**What is asked:**
Output every entry exactly as written, but omit the pictures.

**Exercise data:**
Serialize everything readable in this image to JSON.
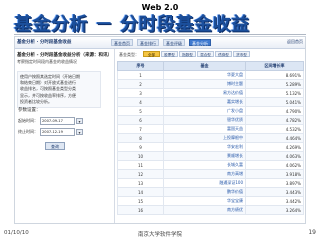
{
  "slide": {
    "top_label": "Web 2.0",
    "title": "基金分析 － 分时段基金收益",
    "footer_left": "01/10/10",
    "footer_center": "南京大学软件学院",
    "page_number": "19"
  },
  "nav": {
    "site_title": "基金分析 · 分时段基金收益",
    "tabs": [
      "基金首页",
      "基金排行",
      "基金评级",
      "基金分析"
    ],
    "active_tab": "基金分析",
    "right_link": "返回首页"
  },
  "left": {
    "title": "基金分析 - 分时段基金收益分析（来源：和讯）",
    "intro": "考察指定时间段内基金的收益情况",
    "desc_lines": [
      "使用户按照其选定时间（开始日期",
      "和结束日期）对开放式基金进行",
      "收益排名，可按照基金类型分类",
      "显示，并可按收益率排序，方便",
      "投资者比较分析。"
    ],
    "param_label": "参数设置：",
    "start_label": "起始时间：",
    "start_value": "2007-09-17",
    "end_label": "终止时间：",
    "end_value": "2007-12-19",
    "query_button": "查询"
  },
  "filter": {
    "label": "基金类型：",
    "tabs": [
      "全部",
      "股票型",
      "指数型",
      "混合型",
      "债券型",
      "货币型"
    ],
    "active": "全部"
  },
  "table": {
    "headers": [
      "序号",
      "基金",
      "区间增长率"
    ],
    "rows": [
      [
        "1",
        "华夏大盘",
        "8.691%"
      ],
      [
        "2",
        "博时主题",
        "5.289%"
      ],
      [
        "3",
        "易方达价值",
        "5.132%"
      ],
      [
        "4",
        "嘉实增长",
        "5.041%"
      ],
      [
        "5",
        "广发小盘",
        "4.790%"
      ],
      [
        "6",
        "银华优质",
        "4.782%"
      ],
      [
        "7",
        "富国天益",
        "4.532%"
      ],
      [
        "8",
        "上投摩根中",
        "4.464%"
      ],
      [
        "9",
        "华安宏利",
        "4.269%"
      ],
      [
        "10",
        "景顺增长",
        "4.063%"
      ],
      [
        "11",
        "长城久富",
        "4.062%"
      ],
      [
        "12",
        "南方高增",
        "3.918%"
      ],
      [
        "13",
        "融通深证100",
        "3.897%"
      ],
      [
        "14",
        "鹏华价值",
        "3.443%"
      ],
      [
        "15",
        "华宝宝康",
        "3.442%"
      ],
      [
        "16",
        "南方绩优",
        "3.264%"
      ]
    ]
  }
}
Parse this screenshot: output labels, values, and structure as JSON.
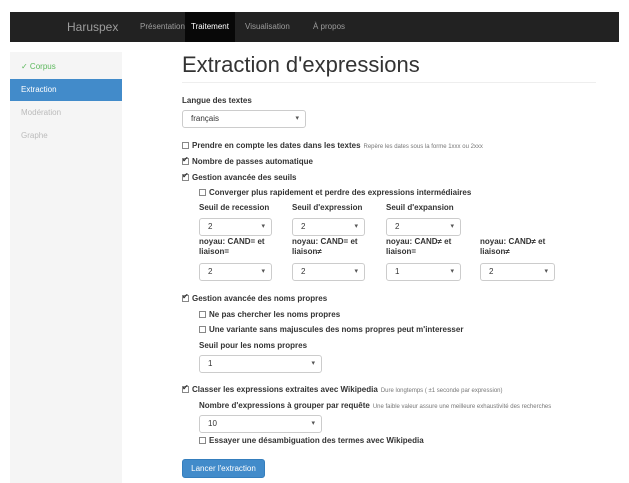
{
  "navbar": {
    "brand": "Haruspex",
    "items": [
      "Présentation",
      "Traitement",
      "Visualisation",
      "À propos"
    ]
  },
  "sidebar": {
    "items": [
      "✓ Corpus",
      "Extraction",
      "Modération",
      "Graphe"
    ]
  },
  "title": "Extraction d'expressions",
  "langue": {
    "label": "Langue des textes",
    "value": "français"
  },
  "dates": {
    "label": "Prendre en compte les dates dans les textes",
    "help": "Repère les dates sous la forme 1xxx ou 2xxx"
  },
  "passes": {
    "label": "Nombre de passes automatique"
  },
  "seuils": {
    "label": "Gestion avancée des seuils",
    "converger": "Converger plus rapidement et perdre des expressions intermédiaires",
    "recession": {
      "label": "Seuil de recession",
      "value": "2"
    },
    "expression": {
      "label": "Seuil d'expression",
      "value": "2"
    },
    "expansion": {
      "label": "Seuil d'expansion",
      "value": "2"
    },
    "noyau1": {
      "label": "noyau: CAND= et liaison=",
      "value": "2"
    },
    "noyau2": {
      "label": "noyau: CAND= et liaison≠",
      "value": "2"
    },
    "noyau3": {
      "label": "noyau: CAND≠ et liaison=",
      "value": "1"
    },
    "noyau4": {
      "label": "noyau: CAND≠ et liaison≠",
      "value": "2"
    }
  },
  "noms": {
    "label": "Gestion avancée des noms propres",
    "pas_chercher": "Ne pas chercher les noms propres",
    "variante": "Une variante sans majuscules des noms propres peut m'interesser",
    "seuil": {
      "label": "Seuil pour les noms propres",
      "value": "1"
    }
  },
  "wiki": {
    "label": "Classer les expressions extraites avec Wikipedia",
    "help": "Dure longtemps ( ±1 seconde par expression)",
    "grouper": {
      "label": "Nombre d'expressions à grouper par requête",
      "help": "Une faible valeur assure une meilleure exhaustivité des recherches",
      "value": "10"
    },
    "desamb": "Essayer une désambiguation des termes avec Wikipedia"
  },
  "submit": "Lancer l'extraction"
}
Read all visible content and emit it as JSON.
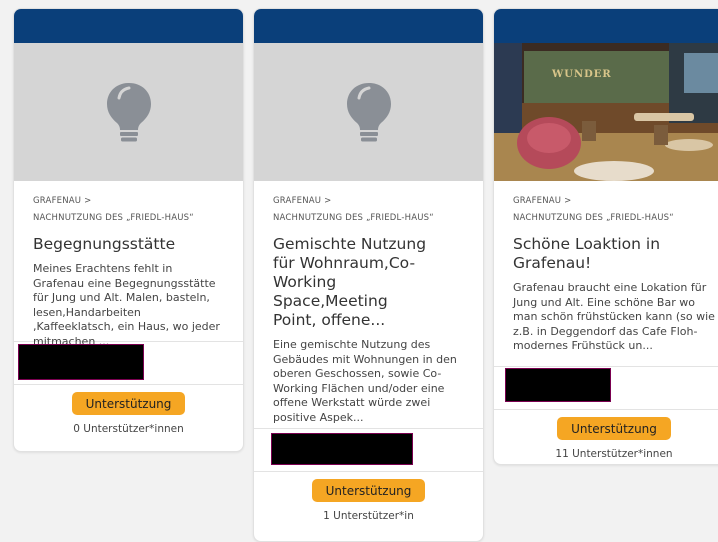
{
  "cards": [
    {
      "breadcrumb_1": "GRAFENAU >",
      "breadcrumb_2": "NACHNUTZUNG DES „FRIEDL-HAUS“",
      "title": "Begegnungsstätte",
      "excerpt": "Meines Erachtens fehlt in Grafenau eine Begegnungsstätte für Jung und Alt. Malen, basteln, lesen,Handarbeiten ,Kaffeeklatsch, ein Haus, wo jeder mitmachen ...",
      "button_label": "Unterstützung",
      "supporters": "0 Unterstützer*innen",
      "media": "lightbulb-icon"
    },
    {
      "breadcrumb_1": "GRAFENAU >",
      "breadcrumb_2": "NACHNUTZUNG DES „FRIEDL-HAUS“",
      "title": "Gemischte Nutzung für Wohnraum,Co-Working Space,Meeting Point, offene...",
      "excerpt": "Eine gemischte Nutzung des Gebäudes mit Wohnungen in den oberen Geschossen, sowie Co-Working Flächen und/oder eine offene Werkstatt würde zwei positive Aspek...",
      "button_label": "Unterstützung",
      "supporters": "1 Unterstützer*in",
      "media": "lightbulb-icon"
    },
    {
      "breadcrumb_1": "GRAFENAU >",
      "breadcrumb_2": "NACHNUTZUNG DES „FRIEDL-HAUS“",
      "title": "Schöne Loaktion in Grafenau!",
      "excerpt": "Grafenau braucht eine Lokation für Jung und Alt. Eine schöne Bar wo man schön frühstücken kann (so wie z.B. in Deggendorf das Cafe Floh- modernes Frühstück un...",
      "button_label": "Unterstützung",
      "supporters": "11 Unterstützer*innen",
      "media": "cafe-photo",
      "photo_sign": "WUNDER"
    }
  ],
  "colors": {
    "header_bar": "#0a3f7a",
    "button": "#f5a623",
    "placeholder_bg": "#d5d5d5",
    "icon": "#8a8f96"
  }
}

**Right answer:**
Serialize everything readable in this image to JSON.
{
  "slide": {
    "top_label": "Web 2.0",
    "title": "基金分析 － 分时段基金收益",
    "footer_left": "01/10/10",
    "footer_center": "南京大学软件学院",
    "page_number": "19"
  },
  "nav": {
    "site_title": "基金分析 · 分时段基金收益",
    "tabs": [
      "基金首页",
      "基金排行",
      "基金评级",
      "基金分析"
    ],
    "active_tab": "基金分析",
    "right_link": "返回首页"
  },
  "left": {
    "title": "基金分析 - 分时段基金收益分析（来源：和讯）",
    "intro": "考察指定时间段内基金的收益情况",
    "desc_lines": [
      "使用户按照其选定时间（开始日期",
      "和结束日期）对开放式基金进行",
      "收益排名，可按照基金类型分类",
      "显示，并可按收益率排序，方便",
      "投资者比较分析。"
    ],
    "param_label": "参数设置：",
    "start_label": "起始时间：",
    "start_value": "2007-09-17",
    "end_label": "终止时间：",
    "end_value": "2007-12-19",
    "query_button": "查询"
  },
  "filter": {
    "label": "基金类型：",
    "tabs": [
      "全部",
      "股票型",
      "指数型",
      "混合型",
      "债券型",
      "货币型"
    ],
    "active": "全部"
  },
  "table": {
    "headers": [
      "序号",
      "基金",
      "区间增长率"
    ],
    "rows": [
      [
        "1",
        "华夏大盘",
        "8.691%"
      ],
      [
        "2",
        "博时主题",
        "5.289%"
      ],
      [
        "3",
        "易方达价值",
        "5.132%"
      ],
      [
        "4",
        "嘉实增长",
        "5.041%"
      ],
      [
        "5",
        "广发小盘",
        "4.790%"
      ],
      [
        "6",
        "银华优质",
        "4.782%"
      ],
      [
        "7",
        "富国天益",
        "4.532%"
      ],
      [
        "8",
        "上投摩根中",
        "4.464%"
      ],
      [
        "9",
        "华安宏利",
        "4.269%"
      ],
      [
        "10",
        "景顺增长",
        "4.063%"
      ],
      [
        "11",
        "长城久富",
        "4.062%"
      ],
      [
        "12",
        "南方高增",
        "3.918%"
      ],
      [
        "13",
        "融通深证100",
        "3.897%"
      ],
      [
        "14",
        "鹏华价值",
        "3.443%"
      ],
      [
        "15",
        "华宝宝康",
        "3.442%"
      ],
      [
        "16",
        "南方绩优",
        "3.264%"
      ]
    ]
  }
}
Parse this screenshot: output labels, values, and structure as JSON.
{
  "navbar": {
    "brand": "Haruspex",
    "items": [
      "Présentation",
      "Traitement",
      "Visualisation",
      "À propos"
    ]
  },
  "sidebar": {
    "items": [
      "✓ Corpus",
      "Extraction",
      "Modération",
      "Graphe"
    ]
  },
  "title": "Extraction d'expressions",
  "langue": {
    "label": "Langue des textes",
    "value": "français"
  },
  "dates": {
    "label": "Prendre en compte les dates dans les textes",
    "help": "Repère les dates sous la forme 1xxx ou 2xxx"
  },
  "passes": {
    "label": "Nombre de passes automatique"
  },
  "seuils": {
    "label": "Gestion avancée des seuils",
    "converger": "Converger plus rapidement et perdre des expressions intermédiaires",
    "recession": {
      "label": "Seuil de recession",
      "value": "2"
    },
    "expression": {
      "label": "Seuil d'expression",
      "value": "2"
    },
    "expansion": {
      "label": "Seuil d'expansion",
      "value": "2"
    },
    "noyau1": {
      "label": "noyau: CAND= et liaison=",
      "value": "2"
    },
    "noyau2": {
      "label": "noyau: CAND= et liaison≠",
      "value": "2"
    },
    "noyau3": {
      "label": "noyau: CAND≠ et liaison=",
      "value": "1"
    },
    "noyau4": {
      "label": "noyau: CAND≠ et liaison≠",
      "value": "2"
    }
  },
  "noms": {
    "label": "Gestion avancée des noms propres",
    "pas_chercher": "Ne pas chercher les noms propres",
    "variante": "Une variante sans majuscules des noms propres peut m'interesser",
    "seuil": {
      "label": "Seuil pour les noms propres",
      "value": "1"
    }
  },
  "wiki": {
    "label": "Classer les expressions extraites avec Wikipedia",
    "help": "Dure longtemps ( ±1 seconde par expression)",
    "grouper": {
      "label": "Nombre d'expressions à grouper par requête",
      "help": "Une faible valeur assure une meilleure exhaustivité des recherches",
      "value": "10"
    },
    "desamb": "Essayer une désambiguation des termes avec Wikipedia"
  },
  "submit": "Lancer l'extraction"
}
Read all visible content and emit it as JSON.
{
  "cards": [
    {
      "breadcrumb_1": "GRAFENAU >",
      "breadcrumb_2": "NACHNUTZUNG DES „FRIEDL-HAUS“",
      "title": "Begegnungsstätte",
      "excerpt": "Meines Erachtens fehlt in Grafenau eine Begegnungsstätte für Jung und Alt. Malen, basteln, lesen,Handarbeiten ,Kaffeeklatsch, ein Haus, wo jeder mitmachen ...",
      "button_label": "Unterstützung",
      "supporters": "0 Unterstützer*innen",
      "media": "lightbulb-icon"
    },
    {
      "breadcrumb_1": "GRAFENAU >",
      "breadcrumb_2": "NACHNUTZUNG DES „FRIEDL-HAUS“",
      "title": "Gemischte Nutzung für Wohnraum,Co-Working Space,Meeting Point, offene...",
      "excerpt": "Eine gemischte Nutzung des Gebäudes mit Wohnungen in den oberen Geschossen, sowie Co-Working Flächen und/oder eine offene Werkstatt würde zwei positive Aspek...",
      "button_label": "Unterstützung",
      "supporters": "1 Unterstützer*in",
      "media": "lightbulb-icon"
    },
    {
      "breadcrumb_1": "GRAFENAU >",
      "breadcrumb_2": "NACHNUTZUNG DES „FRIEDL-HAUS“",
      "title": "Schöne Loaktion in Grafenau!",
      "excerpt": "Grafenau braucht eine Lokation für Jung und Alt. Eine schöne Bar wo man schön frühstücken kann (so wie z.B. in Deggendorf das Cafe Floh- modernes Frühstück un...",
      "button_label": "Unterstützung",
      "supporters": "11 Unterstützer*innen",
      "media": "cafe-photo",
      "photo_sign": "WUNDER"
    }
  ],
  "colors": {
    "header_bar": "#0a3f7a",
    "button": "#f5a623",
    "placeholder_bg": "#d5d5d5",
    "icon": "#8a8f96"
  }
}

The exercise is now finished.